=== Material shown ===

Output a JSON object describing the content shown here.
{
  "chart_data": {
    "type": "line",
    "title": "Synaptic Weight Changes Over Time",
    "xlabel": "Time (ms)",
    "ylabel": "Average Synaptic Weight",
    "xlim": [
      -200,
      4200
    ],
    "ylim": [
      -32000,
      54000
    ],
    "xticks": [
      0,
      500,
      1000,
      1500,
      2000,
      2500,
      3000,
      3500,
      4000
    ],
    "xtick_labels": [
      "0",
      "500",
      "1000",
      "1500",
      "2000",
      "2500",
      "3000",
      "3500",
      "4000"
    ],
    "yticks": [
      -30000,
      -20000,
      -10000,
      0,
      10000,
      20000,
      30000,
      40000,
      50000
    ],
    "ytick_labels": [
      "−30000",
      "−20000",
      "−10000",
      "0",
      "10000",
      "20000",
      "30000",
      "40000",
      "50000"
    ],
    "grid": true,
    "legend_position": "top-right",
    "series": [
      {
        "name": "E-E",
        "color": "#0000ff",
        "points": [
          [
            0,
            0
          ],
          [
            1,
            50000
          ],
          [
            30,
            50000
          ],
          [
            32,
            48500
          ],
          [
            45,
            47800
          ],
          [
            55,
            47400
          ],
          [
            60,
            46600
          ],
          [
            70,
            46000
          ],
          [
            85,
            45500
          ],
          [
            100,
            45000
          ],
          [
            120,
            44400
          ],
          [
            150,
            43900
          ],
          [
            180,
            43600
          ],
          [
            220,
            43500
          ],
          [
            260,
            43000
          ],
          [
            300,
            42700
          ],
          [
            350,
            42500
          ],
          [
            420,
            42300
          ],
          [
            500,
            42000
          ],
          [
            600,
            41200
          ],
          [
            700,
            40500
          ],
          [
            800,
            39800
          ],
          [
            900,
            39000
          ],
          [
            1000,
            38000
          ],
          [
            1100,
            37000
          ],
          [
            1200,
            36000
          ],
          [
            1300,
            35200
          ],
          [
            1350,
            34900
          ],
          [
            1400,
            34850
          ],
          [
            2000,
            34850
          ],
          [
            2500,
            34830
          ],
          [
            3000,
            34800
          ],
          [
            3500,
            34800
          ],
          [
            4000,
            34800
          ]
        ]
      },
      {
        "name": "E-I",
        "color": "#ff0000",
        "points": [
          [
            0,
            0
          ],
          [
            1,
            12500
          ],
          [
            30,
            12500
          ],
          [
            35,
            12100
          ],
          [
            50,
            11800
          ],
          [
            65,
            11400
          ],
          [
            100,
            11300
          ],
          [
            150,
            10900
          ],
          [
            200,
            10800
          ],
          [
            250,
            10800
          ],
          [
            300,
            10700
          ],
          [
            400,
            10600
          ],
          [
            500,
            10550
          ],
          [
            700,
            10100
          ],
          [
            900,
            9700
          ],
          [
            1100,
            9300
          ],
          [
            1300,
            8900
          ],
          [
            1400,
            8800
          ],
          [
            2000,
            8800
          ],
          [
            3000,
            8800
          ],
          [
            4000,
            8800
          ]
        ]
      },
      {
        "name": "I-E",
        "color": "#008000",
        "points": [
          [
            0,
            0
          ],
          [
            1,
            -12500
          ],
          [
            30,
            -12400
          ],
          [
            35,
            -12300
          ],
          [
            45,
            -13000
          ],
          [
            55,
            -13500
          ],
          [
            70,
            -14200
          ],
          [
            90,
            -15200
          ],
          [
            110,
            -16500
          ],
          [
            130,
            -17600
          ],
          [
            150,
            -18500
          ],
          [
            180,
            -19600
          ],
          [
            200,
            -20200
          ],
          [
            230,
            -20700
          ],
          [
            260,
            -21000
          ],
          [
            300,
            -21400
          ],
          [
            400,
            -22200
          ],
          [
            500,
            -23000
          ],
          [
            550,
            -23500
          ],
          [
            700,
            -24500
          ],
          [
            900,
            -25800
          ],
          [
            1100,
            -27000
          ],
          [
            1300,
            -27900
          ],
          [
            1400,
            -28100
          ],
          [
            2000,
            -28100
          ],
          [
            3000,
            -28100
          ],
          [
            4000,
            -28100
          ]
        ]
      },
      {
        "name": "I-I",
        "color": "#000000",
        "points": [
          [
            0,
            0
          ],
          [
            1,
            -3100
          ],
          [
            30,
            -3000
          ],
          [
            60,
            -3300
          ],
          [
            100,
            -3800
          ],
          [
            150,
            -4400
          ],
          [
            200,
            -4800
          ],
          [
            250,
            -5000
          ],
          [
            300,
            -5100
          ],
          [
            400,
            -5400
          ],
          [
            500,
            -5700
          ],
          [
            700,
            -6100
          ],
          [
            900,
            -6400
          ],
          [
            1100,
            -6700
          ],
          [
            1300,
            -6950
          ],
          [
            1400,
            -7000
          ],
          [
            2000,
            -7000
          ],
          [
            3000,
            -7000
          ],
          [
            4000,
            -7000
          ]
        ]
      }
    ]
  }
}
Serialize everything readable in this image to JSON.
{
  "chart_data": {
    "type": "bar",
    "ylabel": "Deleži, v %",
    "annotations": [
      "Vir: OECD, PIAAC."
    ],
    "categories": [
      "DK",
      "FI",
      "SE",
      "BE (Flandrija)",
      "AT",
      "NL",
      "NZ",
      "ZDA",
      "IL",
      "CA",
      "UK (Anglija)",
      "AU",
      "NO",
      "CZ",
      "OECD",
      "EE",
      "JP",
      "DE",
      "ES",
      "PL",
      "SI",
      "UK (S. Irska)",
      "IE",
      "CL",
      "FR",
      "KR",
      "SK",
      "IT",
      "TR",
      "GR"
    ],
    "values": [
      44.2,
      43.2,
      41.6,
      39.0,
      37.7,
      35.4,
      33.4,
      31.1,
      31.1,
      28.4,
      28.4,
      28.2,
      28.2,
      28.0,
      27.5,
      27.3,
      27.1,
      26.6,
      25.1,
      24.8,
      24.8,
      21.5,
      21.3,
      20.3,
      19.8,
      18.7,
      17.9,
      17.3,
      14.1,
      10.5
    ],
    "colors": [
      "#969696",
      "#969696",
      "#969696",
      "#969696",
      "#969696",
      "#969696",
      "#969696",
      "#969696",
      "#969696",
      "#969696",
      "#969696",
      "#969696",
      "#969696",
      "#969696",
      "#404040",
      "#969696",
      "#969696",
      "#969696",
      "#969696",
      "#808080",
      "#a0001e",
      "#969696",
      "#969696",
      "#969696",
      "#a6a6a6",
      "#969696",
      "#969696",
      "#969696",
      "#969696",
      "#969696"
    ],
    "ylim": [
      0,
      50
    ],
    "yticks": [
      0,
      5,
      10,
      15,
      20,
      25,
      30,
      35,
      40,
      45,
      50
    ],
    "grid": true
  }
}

===

• Your objective: Extract the complete data, matching each line exactly.

• Response to this task:
Output a JSON object describing the content shown here.
{
  "chart_data": {
    "type": "line",
    "title": "Synaptic Weight Changes Over Time",
    "xlabel": "Time (ms)",
    "ylabel": "Average Synaptic Weight",
    "xlim": [
      -200,
      4200
    ],
    "ylim": [
      -32000,
      54000
    ],
    "xticks": [
      0,
      500,
      1000,
      1500,
      2000,
      2500,
      3000,
      3500,
      4000
    ],
    "xtick_labels": [
      "0",
      "500",
      "1000",
      "1500",
      "2000",
      "2500",
      "3000",
      "3500",
      "4000"
    ],
    "yticks": [
      -30000,
      -20000,
      -10000,
      0,
      10000,
      20000,
      30000,
      40000,
      50000
    ],
    "ytick_labels": [
      "−30000",
      "−20000",
      "−10000",
      "0",
      "10000",
      "20000",
      "30000",
      "40000",
      "50000"
    ],
    "grid": true,
    "legend_position": "top-right",
    "series": [
      {
        "name": "E-E",
        "color": "#0000ff",
        "points": [
          [
            0,
            0
          ],
          [
            1,
            50000
          ],
          [
            30,
            50000
          ],
          [
            32,
            48500
          ],
          [
            45,
            47800
          ],
          [
            55,
            47400
          ],
          [
            60,
            46600
          ],
          [
            70,
            46000
          ],
          [
            85,
            45500
          ],
          [
            100,
            45000
          ],
          [
            120,
            44400
          ],
          [
            150,
            43900
          ],
          [
            180,
            43600
          ],
          [
            220,
            43500
          ],
          [
            260,
            43000
          ],
          [
            300,
            42700
          ],
          [
            350,
            42500
          ],
          [
            420,
            42300
          ],
          [
            500,
            42000
          ],
          [
            600,
            41200
          ],
          [
            700,
            40500
          ],
          [
            800,
            39800
          ],
          [
            900,
            39000
          ],
          [
            1000,
            38000
          ],
          [
            1100,
            37000
          ],
          [
            1200,
            36000
          ],
          [
            1300,
            35200
          ],
          [
            1350,
            34900
          ],
          [
            1400,
            34850
          ],
          [
            2000,
            34850
          ],
          [
            2500,
            34830
          ],
          [
            3000,
            34800
          ],
          [
            3500,
            34800
          ],
          [
            4000,
            34800
          ]
        ]
      },
      {
        "name": "E-I",
        "color": "#ff0000",
        "points": [
          [
            0,
            0
          ],
          [
            1,
            12500
          ],
          [
            30,
            12500
          ],
          [
            35,
            12100
          ],
          [
            50,
            11800
          ],
          [
            65,
            11400
          ],
          [
            100,
            11300
          ],
          [
            150,
            10900
          ],
          [
            200,
            10800
          ],
          [
            250,
            10800
          ],
          [
            300,
            10700
          ],
          [
            400,
            10600
          ],
          [
            500,
            10550
          ],
          [
            700,
            10100
          ],
          [
            900,
            9700
          ],
          [
            1100,
            9300
          ],
          [
            1300,
            8900
          ],
          [
            1400,
            8800
          ],
          [
            2000,
            8800
          ],
          [
            3000,
            8800
          ],
          [
            4000,
            8800
          ]
        ]
      },
      {
        "name": "I-E",
        "color": "#008000",
        "points": [
          [
            0,
            0
          ],
          [
            1,
            -12500
          ],
          [
            30,
            -12400
          ],
          [
            35,
            -12300
          ],
          [
            45,
            -13000
          ],
          [
            55,
            -13500
          ],
          [
            70,
            -14200
          ],
          [
            90,
            -15200
          ],
          [
            110,
            -16500
          ],
          [
            130,
            -17600
          ],
          [
            150,
            -18500
          ],
          [
            180,
            -19600
          ],
          [
            200,
            -20200
          ],
          [
            230,
            -20700
          ],
          [
            260,
            -21000
          ],
          [
            300,
            -21400
          ],
          [
            400,
            -22200
          ],
          [
            500,
            -23000
          ],
          [
            550,
            -23500
          ],
          [
            700,
            -24500
          ],
          [
            900,
            -25800
          ],
          [
            1100,
            -27000
          ],
          [
            1300,
            -27900
          ],
          [
            1400,
            -28100
          ],
          [
            2000,
            -28100
          ],
          [
            3000,
            -28100
          ],
          [
            4000,
            -28100
          ]
        ]
      },
      {
        "name": "I-I",
        "color": "#000000",
        "points": [
          [
            0,
            0
          ],
          [
            1,
            -3100
          ],
          [
            30,
            -3000
          ],
          [
            60,
            -3300
          ],
          [
            100,
            -3800
          ],
          [
            150,
            -4400
          ],
          [
            200,
            -4800
          ],
          [
            250,
            -5000
          ],
          [
            300,
            -5100
          ],
          [
            400,
            -5400
          ],
          [
            500,
            -5700
          ],
          [
            700,
            -6100
          ],
          [
            900,
            -6400
          ],
          [
            1100,
            -6700
          ],
          [
            1300,
            -6950
          ],
          [
            1400,
            -7000
          ],
          [
            2000,
            -7000
          ],
          [
            3000,
            -7000
          ],
          [
            4000,
            -7000
          ]
        ]
      }
    ]
  }
}
Serialize everything readable in this image to JSON.
{
  "chart_data": {
    "type": "bar",
    "ylabel": "Deleži, v %",
    "annotations": [
      "Vir: OECD, PIAAC."
    ],
    "categories": [
      "DK",
      "FI",
      "SE",
      "BE (Flandrija)",
      "AT",
      "NL",
      "NZ",
      "ZDA",
      "IL",
      "CA",
      "UK (Anglija)",
      "AU",
      "NO",
      "CZ",
      "OECD",
      "EE",
      "JP",
      "DE",
      "ES",
      "PL",
      "SI",
      "UK (S. Irska)",
      "IE",
      "CL",
      "FR",
      "KR",
      "SK",
      "IT",
      "TR",
      "GR"
    ],
    "values": [
      44.2,
      43.2,
      41.6,
      39.0,
      37.7,
      35.4,
      33.4,
      31.1,
      31.1,
      28.4,
      28.4,
      28.2,
      28.2,
      28.0,
      27.5,
      27.3,
      27.1,
      26.6,
      25.1,
      24.8,
      24.8,
      21.5,
      21.3,
      20.3,
      19.8,
      18.7,
      17.9,
      17.3,
      14.1,
      10.5
    ],
    "colors": [
      "#969696",
      "#969696",
      "#969696",
      "#969696",
      "#969696",
      "#969696",
      "#969696",
      "#969696",
      "#969696",
      "#969696",
      "#969696",
      "#969696",
      "#969696",
      "#969696",
      "#404040",
      "#969696",
      "#969696",
      "#969696",
      "#969696",
      "#808080",
      "#a0001e",
      "#969696",
      "#969696",
      "#969696",
      "#a6a6a6",
      "#969696",
      "#969696",
      "#969696",
      "#969696",
      "#969696"
    ],
    "ylim": [
      0,
      50
    ],
    "yticks": [
      0,
      5,
      10,
      15,
      20,
      25,
      30,
      35,
      40,
      45,
      50
    ],
    "grid": true
  }
}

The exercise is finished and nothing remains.